◆ PROBLEM
From the entries below, copy every line holding the word "color".

-------- DATA SHOWN

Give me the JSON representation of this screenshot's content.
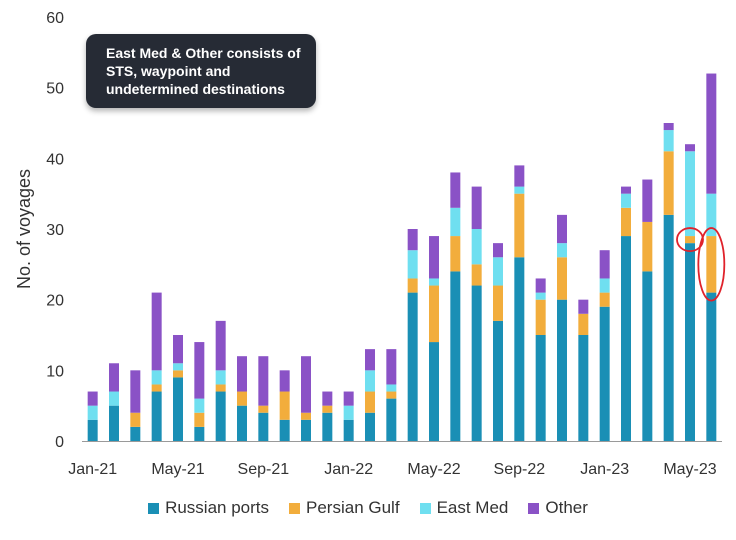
{
  "chart_data": {
    "type": "bar",
    "stacked": true,
    "ylabel": "No. of voyages",
    "ylim": [
      0,
      60
    ],
    "yticks": [
      0,
      10,
      20,
      30,
      40,
      50,
      60
    ],
    "categories": [
      "Jan-21",
      "Feb-21",
      "Mar-21",
      "Apr-21",
      "May-21",
      "Jun-21",
      "Jul-21",
      "Aug-21",
      "Sep-21",
      "Oct-21",
      "Nov-21",
      "Dec-21",
      "Jan-22",
      "Feb-22",
      "Mar-22",
      "Apr-22",
      "May-22",
      "Jun-22",
      "Jul-22",
      "Aug-22",
      "Sep-22",
      "Oct-22",
      "Nov-22",
      "Dec-22",
      "Jan-23",
      "Feb-23",
      "Mar-23",
      "Apr-23",
      "May-23",
      "Jun-23"
    ],
    "tick_labels": [
      {
        "index": 0,
        "label": "Jan-21"
      },
      {
        "index": 4,
        "label": "May-21"
      },
      {
        "index": 8,
        "label": "Sep-21"
      },
      {
        "index": 12,
        "label": "Jan-22"
      },
      {
        "index": 16,
        "label": "May-22"
      },
      {
        "index": 20,
        "label": "Sep-22"
      },
      {
        "index": 24,
        "label": "Jan-23"
      },
      {
        "index": 28,
        "label": "May-23"
      }
    ],
    "series": [
      {
        "name": "Russian ports",
        "color": "#1a8fb5",
        "values": [
          3,
          5,
          2,
          7,
          9,
          2,
          7,
          5,
          4,
          3,
          3,
          4,
          3,
          4,
          6,
          21,
          14,
          24,
          22,
          17,
          26,
          15,
          20,
          15,
          19,
          29,
          24,
          32,
          28,
          21
        ]
      },
      {
        "name": "Persian Gulf",
        "color": "#f2ad3c",
        "values": [
          0,
          0,
          2,
          1,
          1,
          2,
          1,
          2,
          1,
          4,
          1,
          1,
          0,
          3,
          1,
          2,
          8,
          5,
          3,
          5,
          9,
          5,
          6,
          3,
          2,
          4,
          7,
          9,
          1,
          8
        ]
      },
      {
        "name": "East Med",
        "color": "#6fdff0",
        "values": [
          2,
          2,
          0,
          2,
          1,
          2,
          2,
          0,
          0,
          0,
          0,
          0,
          2,
          3,
          1,
          4,
          1,
          4,
          5,
          4,
          1,
          1,
          2,
          0,
          2,
          2,
          0,
          3,
          12,
          6
        ]
      },
      {
        "name": "Other",
        "color": "#8a52c6",
        "values": [
          2,
          4,
          6,
          11,
          4,
          8,
          7,
          5,
          7,
          3,
          8,
          2,
          2,
          3,
          5,
          3,
          6,
          5,
          6,
          2,
          3,
          2,
          4,
          2,
          4,
          1,
          6,
          1,
          1,
          17
        ]
      }
    ],
    "highlighted": [
      {
        "category": "May-23",
        "series": "Persian Gulf"
      },
      {
        "category": "Jun-23",
        "series": "Persian Gulf"
      }
    ],
    "annotation": "East Med & Other consists of STS, waypoint and undetermined destinations"
  }
}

----------------

◆ TASK ANSWER
        "color": "#1a8fb5",
        "color": "#f2ad3c",
        "color": "#6fdff0",
        "color": "#8a52c6",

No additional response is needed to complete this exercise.